(Collected data)

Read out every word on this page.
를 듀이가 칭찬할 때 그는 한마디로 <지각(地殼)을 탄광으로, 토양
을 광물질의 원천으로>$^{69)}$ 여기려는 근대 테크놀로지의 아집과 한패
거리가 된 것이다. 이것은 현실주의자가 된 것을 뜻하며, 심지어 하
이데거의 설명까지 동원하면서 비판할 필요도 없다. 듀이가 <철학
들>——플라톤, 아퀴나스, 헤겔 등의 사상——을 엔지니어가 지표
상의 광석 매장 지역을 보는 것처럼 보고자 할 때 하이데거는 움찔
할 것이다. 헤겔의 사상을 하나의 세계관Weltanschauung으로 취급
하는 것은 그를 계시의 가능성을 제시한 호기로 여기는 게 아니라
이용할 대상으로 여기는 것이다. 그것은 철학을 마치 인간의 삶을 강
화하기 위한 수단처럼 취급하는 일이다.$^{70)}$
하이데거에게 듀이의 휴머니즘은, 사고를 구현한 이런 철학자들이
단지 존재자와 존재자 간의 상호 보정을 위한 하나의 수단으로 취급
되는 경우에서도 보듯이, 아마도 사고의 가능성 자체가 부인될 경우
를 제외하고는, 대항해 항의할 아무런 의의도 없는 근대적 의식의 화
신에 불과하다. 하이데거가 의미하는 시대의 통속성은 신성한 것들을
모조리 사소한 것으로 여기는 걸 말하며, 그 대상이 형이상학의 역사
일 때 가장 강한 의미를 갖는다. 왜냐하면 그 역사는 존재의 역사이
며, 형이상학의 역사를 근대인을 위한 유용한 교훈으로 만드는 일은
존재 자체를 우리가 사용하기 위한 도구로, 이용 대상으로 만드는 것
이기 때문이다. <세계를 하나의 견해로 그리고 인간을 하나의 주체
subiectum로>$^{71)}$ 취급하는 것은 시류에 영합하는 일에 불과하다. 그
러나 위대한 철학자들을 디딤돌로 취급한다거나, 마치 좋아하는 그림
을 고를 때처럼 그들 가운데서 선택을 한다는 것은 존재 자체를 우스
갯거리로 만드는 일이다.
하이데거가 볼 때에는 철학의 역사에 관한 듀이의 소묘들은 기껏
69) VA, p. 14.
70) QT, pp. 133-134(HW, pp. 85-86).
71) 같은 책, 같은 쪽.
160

--

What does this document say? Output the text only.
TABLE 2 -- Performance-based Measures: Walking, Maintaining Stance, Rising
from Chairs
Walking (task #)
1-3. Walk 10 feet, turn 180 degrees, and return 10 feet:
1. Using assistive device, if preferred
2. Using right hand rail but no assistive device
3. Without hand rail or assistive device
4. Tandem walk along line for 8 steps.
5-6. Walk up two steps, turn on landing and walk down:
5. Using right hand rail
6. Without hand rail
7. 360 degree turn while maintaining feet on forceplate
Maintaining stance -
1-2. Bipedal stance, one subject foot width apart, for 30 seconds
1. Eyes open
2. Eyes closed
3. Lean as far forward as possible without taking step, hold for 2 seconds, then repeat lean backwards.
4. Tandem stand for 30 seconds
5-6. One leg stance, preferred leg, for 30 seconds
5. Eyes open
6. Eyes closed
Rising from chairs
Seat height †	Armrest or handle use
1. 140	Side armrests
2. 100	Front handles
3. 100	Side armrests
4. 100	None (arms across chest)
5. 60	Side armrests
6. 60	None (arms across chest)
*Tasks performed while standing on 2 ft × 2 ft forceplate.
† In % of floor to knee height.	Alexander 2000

**Exercise details:**
Identify every line above that includes the word "Using", and show those lines.

**Solution for this exercise:**
1. Using assistive device, if preferred
2. Using right hand rail but no assistive device
5. Using right hand rail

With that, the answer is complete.